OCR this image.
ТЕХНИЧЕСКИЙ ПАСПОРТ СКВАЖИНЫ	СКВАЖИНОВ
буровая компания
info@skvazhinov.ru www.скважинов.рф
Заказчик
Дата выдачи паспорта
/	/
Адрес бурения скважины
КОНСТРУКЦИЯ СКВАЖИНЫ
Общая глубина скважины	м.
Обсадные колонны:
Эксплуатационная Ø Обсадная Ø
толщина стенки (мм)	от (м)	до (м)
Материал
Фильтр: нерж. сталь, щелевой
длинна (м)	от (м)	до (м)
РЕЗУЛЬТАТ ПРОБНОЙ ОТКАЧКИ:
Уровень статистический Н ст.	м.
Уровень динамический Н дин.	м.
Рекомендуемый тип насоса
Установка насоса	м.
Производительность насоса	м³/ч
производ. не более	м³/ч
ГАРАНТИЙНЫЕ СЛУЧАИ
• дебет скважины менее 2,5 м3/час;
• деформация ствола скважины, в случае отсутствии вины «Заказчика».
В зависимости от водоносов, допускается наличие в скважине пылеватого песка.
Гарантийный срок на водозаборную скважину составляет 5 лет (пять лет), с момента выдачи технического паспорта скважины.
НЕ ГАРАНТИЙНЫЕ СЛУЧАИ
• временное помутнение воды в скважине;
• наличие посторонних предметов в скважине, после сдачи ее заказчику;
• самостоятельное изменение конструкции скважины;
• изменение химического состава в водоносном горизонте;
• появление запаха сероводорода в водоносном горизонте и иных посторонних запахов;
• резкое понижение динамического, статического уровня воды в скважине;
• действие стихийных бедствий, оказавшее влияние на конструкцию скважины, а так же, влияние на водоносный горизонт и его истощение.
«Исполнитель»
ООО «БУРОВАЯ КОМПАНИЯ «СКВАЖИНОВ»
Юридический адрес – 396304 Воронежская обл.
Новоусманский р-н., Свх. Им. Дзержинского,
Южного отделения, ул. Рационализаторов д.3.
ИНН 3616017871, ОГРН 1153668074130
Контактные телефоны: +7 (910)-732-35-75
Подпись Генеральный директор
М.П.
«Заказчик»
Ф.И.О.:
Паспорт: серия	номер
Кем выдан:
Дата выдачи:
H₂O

:::

Problem to work on » Filter the data for the string "изменение" and copy every line that has it.

Solution for this problem »
• самостоятельное изменение конструкции скважины;
• изменение химического состава в водоносном горизонте;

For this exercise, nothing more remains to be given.